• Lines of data
## START

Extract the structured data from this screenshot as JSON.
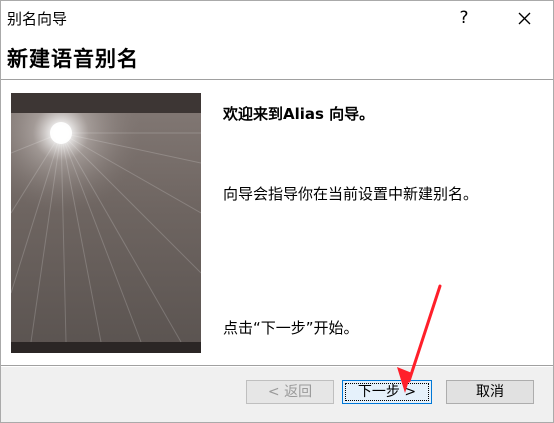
{
  "window": {
    "title": "别名向导",
    "help_label": "?"
  },
  "header": {
    "heading": "新建语音别名"
  },
  "main": {
    "welcome": "欢迎来到Alias 向导。",
    "description": "向导会指导你在当前设置中新建别名。",
    "start_hint": "点击“下一步”开始。"
  },
  "buttons": {
    "back_label": "< 返回",
    "next_label": "下一步 >",
    "cancel_label": "取消"
  },
  "colors": {
    "accent": "#0078d7",
    "annotation_arrow": "#ff1f2a"
  }
}
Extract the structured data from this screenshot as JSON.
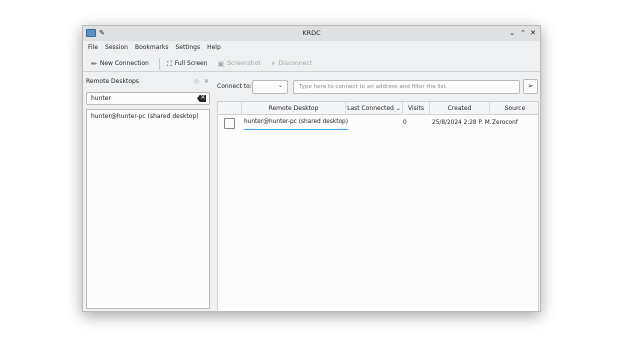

## END

Generate a word-for-word copy of the preceding records, excluding all pictures.

Extract the structured data from this screenshot as JSON.
{
  "window": {
    "title": "别名向导",
    "help_label": "?"
  },
  "header": {
    "heading": "新建语音别名"
  },
  "main": {
    "welcome": "欢迎来到Alias 向导。",
    "description": "向导会指导你在当前设置中新建别名。",
    "start_hint": "点击“下一步”开始。"
  },
  "buttons": {
    "back_label": "< 返回",
    "next_label": "下一步 >",
    "cancel_label": "取消"
  },
  "colors": {
    "accent": "#0078d7",
    "annotation_arrow": "#ff1f2a"
  }
}
Extract the structured data from this screenshot as JSON.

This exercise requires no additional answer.